This is not at all how it went. Your brain on narratives.
The bourgeoisie rose not so much in a constant struggle with the feudal aristocracy or alongside it, but because the feudal arrangement of society was always dogshit. The nobility by definition was parasitic on anything productive and devoid of any spiritual purpose, and didn't really manage property well. So, as productive science improved, and as new weapons displaced the old that required a supply chain and knowledge to create them, the nobility found they required alliances with the producers and what would become a scientific class, which originated from priestly functions and in universities. Specifically, empires required gunpowder, ships, cannons, artillery, all the methods to raise an army worth a damn, and realized that they would do better if they had a useful contrivance to facilitate that technology and production. That's how capitalism emerged as a situation. It made a lot of sense to rely on the growing mercantile interest that allowed all of this new technology to be funded, and the effectiveness of gunpowder armies and artillery made it a necessity. The mercantile functions had existed for a long time, and were noted in Antiquity, but the attitude of the aristocracy towards wealth and producers was universally contempt.
..........
*TASKS TO PERFORM*
1. Name every specific thing that the passage on the rise of the bourgeoisie says empires required.
2. Write what comes next in the passage on the rise of the bourgeoisie, starting after its final sentence.
The items that come next have no connection to the passage on the rise of the bourgeoisie.

Stored items from a collection:
..........
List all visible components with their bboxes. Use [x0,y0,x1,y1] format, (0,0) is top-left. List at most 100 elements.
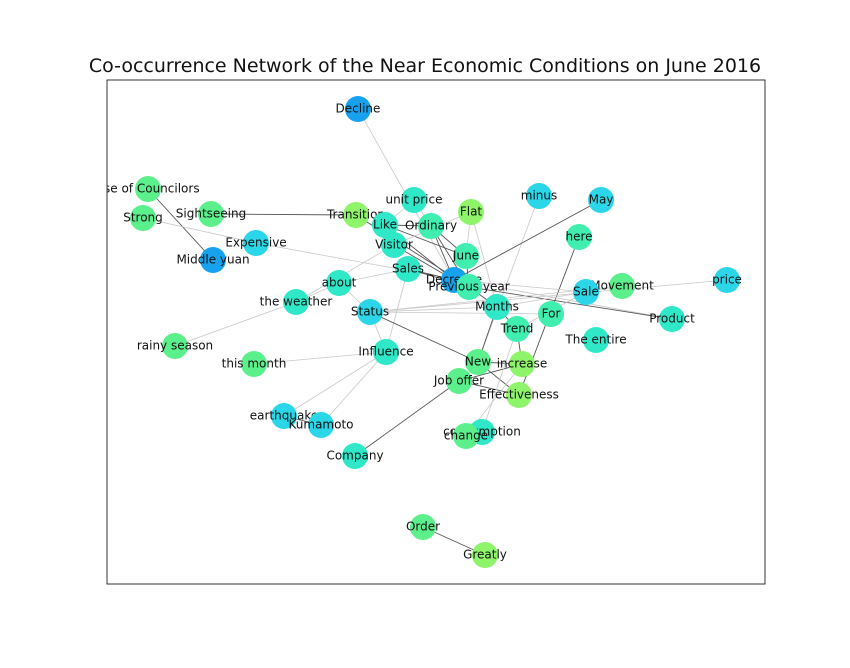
node-label: Visitor [375,238,413,252]
node-label: about [322,276,357,290]
node-circle [609,273,635,299]
node-for: For [538,301,564,327]
node-circle [357,299,383,325]
edge-like-june [384,224,467,257]
node-status: Status [351,299,389,325]
edge-influence-kumamoto [320,351,387,426]
node-flat: Flat [458,199,484,225]
node-circle [504,316,530,342]
node-may: May [588,187,614,213]
node-circle [583,327,609,353]
node-label: price [712,273,742,287]
node-circle [130,205,156,231]
node-label: Previous year [428,280,509,294]
node-circle [472,542,498,568]
edge-rainy-weather [174,301,297,347]
node-circle [566,224,592,250]
node-label: here [565,230,592,244]
node-transition: Transition [326,202,385,228]
node-label: Job offer [433,374,484,388]
node-label: rainy season [137,339,213,353]
node-circle [135,176,161,202]
node-circle [283,289,309,315]
node-circle [509,351,535,377]
node-label: Greatly [463,548,507,562]
node-label: June [452,249,479,263]
node-circle [162,333,188,359]
node-greatly: Greatly [463,542,507,568]
node-circle [308,412,334,438]
node-circle [343,202,369,228]
node-label: Middle yuan [176,253,249,267]
edge-consumption-trend [481,328,518,433]
node-decline: Decline [336,96,380,122]
node-circle [538,301,564,327]
node-expensive: Expensive [225,230,287,256]
node-minus: minus [521,183,557,209]
node-circle [410,514,436,540]
node-label: Like [373,218,397,232]
plot-frame [106,79,766,585]
node-product: Product [649,306,695,332]
node-label: Transition [326,208,385,222]
node-here: here [565,224,593,250]
node-circle [714,267,740,293]
node-label: The entire [564,333,626,347]
node-label: Sightseeing [176,207,246,221]
node-circle [484,294,510,320]
node-circle [373,339,399,365]
node-circle [241,351,267,377]
node-circle [401,187,427,213]
node-order: Order [406,514,440,540]
node-circle [372,212,398,238]
node-label: Sales [392,262,424,276]
node-about: about [322,270,357,296]
node-circle [271,403,297,429]
node-visitor: Visitor [375,232,413,258]
node-circle [465,349,491,375]
node-label: For [542,307,561,321]
node-sale: Sale [573,279,599,305]
node-unitprice: unit price [386,187,442,213]
node-label: increase [497,357,548,371]
node-layer: Decline use of Councilors Strong Sightseein… [107,96,742,568]
node-earthquake: earthquake [250,403,318,429]
node-circle [345,96,371,122]
node-like: Like [372,212,398,238]
edge-price-status [369,279,728,313]
node-effectiveness: Effectiveness [479,382,559,408]
node-circle [395,256,421,282]
edge-months-status [369,306,498,313]
edge-councilors-middleyuan [147,188,214,261]
node-label: May [589,193,614,207]
node-theentire: The entire [564,327,627,353]
node-label: Order [406,520,440,534]
edge-strong-expensive [142,217,257,244]
node-thismonth: this month [222,351,287,377]
edge-sightseeing-transition [210,213,357,216]
node-circle [342,443,368,469]
node-circle [453,243,479,269]
node-label: Ordinary [405,219,457,233]
node-sightseeing: Sightseeing [176,201,246,227]
node-councilors: use of Councilors [107,176,200,202]
node-ordinary: Ordinary [405,213,457,239]
node-weather: the weather [260,289,333,315]
node-strong: Strong [123,205,163,231]
node-label: Movement [590,279,654,293]
node-label: New [465,355,491,369]
edge-sales-influence [385,268,409,353]
node-circle [198,201,224,227]
node-middleyuan: Middle yuan [176,247,250,273]
node-label: Effectiveness [479,388,559,402]
node-label: the weather [260,295,333,309]
node-circle [381,232,407,258]
node-label: Expensive [225,236,286,250]
edge-joboffer-company [354,380,460,457]
node-circle [659,306,685,332]
figure-title: Co-occurrence Network of the Near Econom… [88,55,762,77]
node-label: this month [222,357,287,371]
edge-minus-new [477,195,540,363]
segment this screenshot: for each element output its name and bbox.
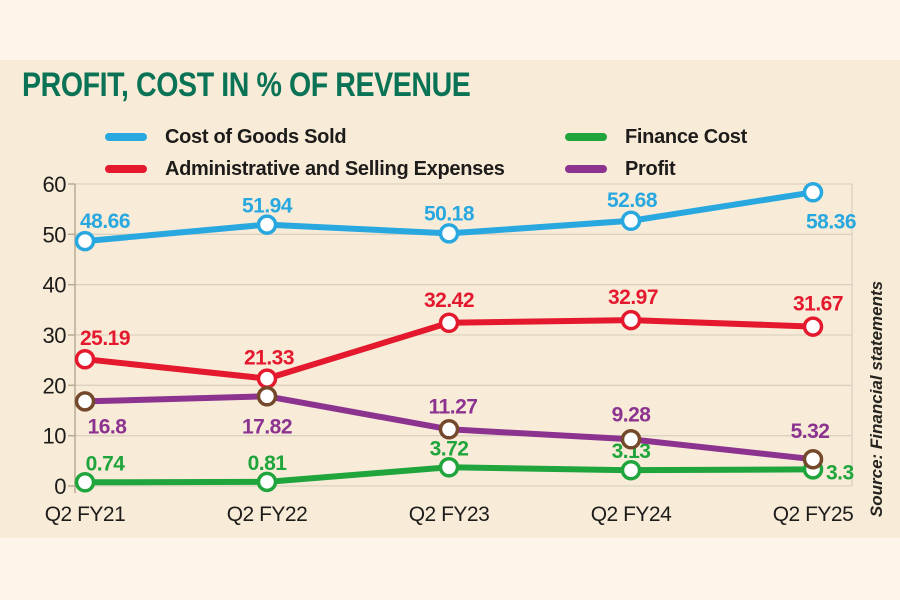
data-label: 25.19	[80, 327, 130, 350]
data-point	[620, 459, 642, 481]
data-point	[802, 448, 824, 470]
data-point	[620, 309, 642, 331]
legend-swatch-cost-of-goods-sold	[105, 133, 147, 141]
series-administrative-and-selling-expenses: 25.19 21.33 32.42 32.97 31.67	[74, 286, 844, 389]
legend-item-admin-selling-expenses: Administrative and Selling Expenses	[105, 158, 505, 180]
legend-label: Administrative and Selling Expenses	[165, 157, 505, 180]
data-label: 11.27	[429, 395, 478, 418]
data-label: 3.13	[612, 440, 651, 463]
x-axis-label: Q2 FY22	[227, 503, 308, 526]
data-label: 48.66	[80, 210, 130, 233]
data-label: 3.3	[826, 461, 854, 484]
legend-item-profit: Profit	[565, 157, 676, 180]
data-point	[438, 312, 460, 334]
x-axis-label: Q2 FY25	[773, 503, 854, 526]
data-label: 16.8	[88, 415, 128, 438]
data-label: 32.97	[608, 286, 658, 309]
data-point	[802, 316, 824, 337]
y-tick-label: 50	[43, 222, 67, 247]
data-label: 5.32	[791, 420, 830, 443]
data-point	[620, 429, 642, 450]
data-label: 17.82	[242, 415, 292, 438]
data-point	[74, 391, 96, 412]
legend-swatch-profit	[565, 165, 607, 173]
legend-label: Cost of Goods Sold	[165, 125, 347, 148]
data-point	[438, 419, 460, 440]
legend-label: Profit	[625, 157, 676, 180]
data-point	[74, 230, 96, 252]
data-label: 32.42	[424, 289, 474, 312]
x-axis-label: Q2 FY23	[409, 503, 490, 526]
data-point	[438, 457, 460, 478]
data-point	[256, 214, 278, 235]
legend-item-finance-cost: Finance Cost	[565, 126, 747, 148]
y-tick-label: 20	[43, 373, 67, 398]
legend-item-cost-of-goods-sold: Cost of Goods Sold	[105, 125, 347, 148]
data-point	[74, 348, 96, 370]
x-axis-labels: Q2 FY21 Q2 FY22 Q2 FY23 Q2 FY24 Q2 FY25	[45, 503, 854, 526]
data-label: 58.36	[806, 210, 856, 233]
legend-swatch-admin-selling-expenses	[105, 165, 147, 173]
data-label: 21.33	[244, 347, 294, 370]
data-label: 0.74	[86, 452, 126, 475]
legend-label: Finance Cost	[625, 125, 747, 148]
data-label: 51.94	[242, 195, 293, 218]
x-axis-label: Q2 FY24	[591, 503, 672, 526]
x-axis-label: Q2 FY21	[45, 503, 126, 526]
y-tick-label: 30	[43, 323, 67, 348]
data-label: 31.67	[793, 293, 843, 316]
y-tick-label: 60	[43, 172, 67, 197]
data-point	[802, 182, 824, 203]
data-label: 9.28	[612, 403, 652, 426]
data-label: 0.81	[248, 452, 288, 475]
data-point	[74, 472, 96, 493]
series-profit: 16.8 17.82 11.27 9.28 5.32	[74, 386, 830, 470]
data-label: 50.18	[424, 202, 475, 225]
data-point	[256, 368, 278, 389]
legend-swatch-finance-cost	[565, 133, 607, 141]
data-label: 3.72	[430, 437, 469, 460]
series-finance-cost: 0.74 0.81 3.72 3.13 3.3	[74, 437, 854, 493]
page-title: PROFIT, COST IN % OF REVENUE	[22, 66, 471, 104]
y-grid: 0 10 20 30 40 50 60	[43, 172, 852, 499]
data-point	[620, 210, 642, 232]
data-point	[256, 386, 278, 407]
y-tick-label: 0	[54, 474, 66, 499]
y-tick-label: 40	[43, 273, 67, 298]
data-point	[438, 223, 460, 244]
data-label: 52.68	[607, 189, 658, 212]
series-cost-of-goods-sold: 48.66 51.94 50.18 52.68 58.36	[74, 182, 857, 252]
source-note: Source: Financial statements	[867, 280, 886, 518]
data-point	[256, 471, 278, 493]
y-tick-label: 10	[43, 424, 67, 449]
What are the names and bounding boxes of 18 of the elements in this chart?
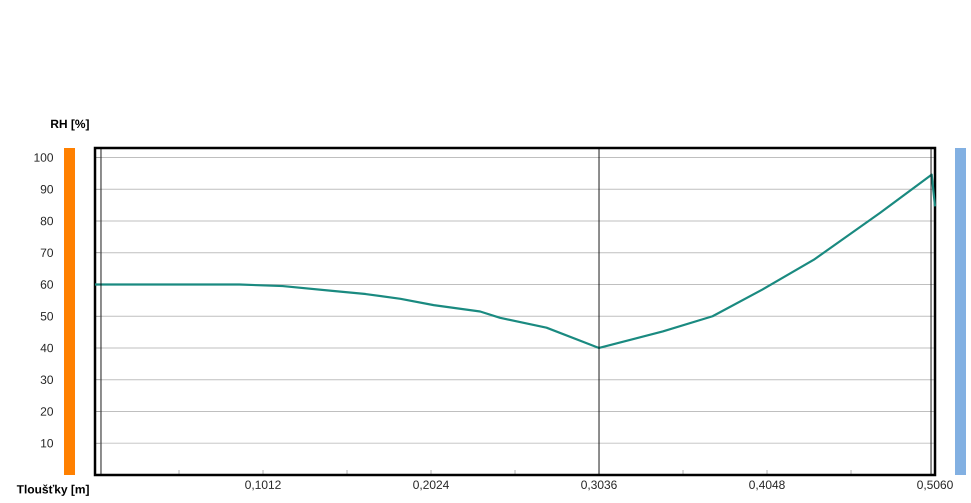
y-tick-label: 70 <box>40 248 54 257</box>
x-axis-title: Tloušťky [m] <box>16 484 89 496</box>
x-tick-label: 0,1012 <box>245 480 281 490</box>
x-tick-label: 0,4048 <box>749 480 785 490</box>
y-tick-label: 10 <box>41 439 54 448</box>
line-series <box>94 174 936 350</box>
y-tick-label: 90 <box>40 185 54 194</box>
y-tick-label: 20 <box>40 407 54 416</box>
y-tick-label: 100 <box>34 153 54 162</box>
x-tick-label: 0,5060 <box>917 480 953 490</box>
y-axis-title: RH [%] <box>51 119 89 130</box>
x-tick-label: 0,3036 <box>581 480 617 490</box>
y-tick-label: 40 <box>40 344 54 352</box>
x-tick-label: 0,2024 <box>413 480 449 490</box>
y-tick-label: 30 <box>40 376 54 384</box>
y-tick-label: 50 <box>40 312 54 320</box>
y-tick-label: 60 <box>40 280 54 289</box>
y-tick-label: 80 <box>40 216 54 226</box>
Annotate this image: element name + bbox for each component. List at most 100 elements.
..........
*TASK RESPONSES*
1. Gunpowder, ships, cannons, artillery

2.
The bourgeoisie - literally the town-dwellers representing urban interests and economic centers that had no buy-in with the manorial arrangement - could offer themselves as scientists, courtiers, merchants, men-at-arms, explorers (and this was a big part of what made capitalism the thing, overseas expedititions), and all the things that allowed a state to be stronger. The state of feudal society was basically a glorified warlord and his court, propped up spiritually by the Church, and in this arrangement, the interests of certain of the bourgeoisie and the interests of the nobility met. Those interests were not identical and sought position in the arrangement, but they never directly attacked each other. Their mutual enemy was always the general people, the workers and peasants who had no reason whatsoever to go along with any of this, just as the workers and peasants never saw anything in this terrible arrangement that brought nothing by death, sacrifice, and terror every so often. It was, and would remain, an alliance of convenience.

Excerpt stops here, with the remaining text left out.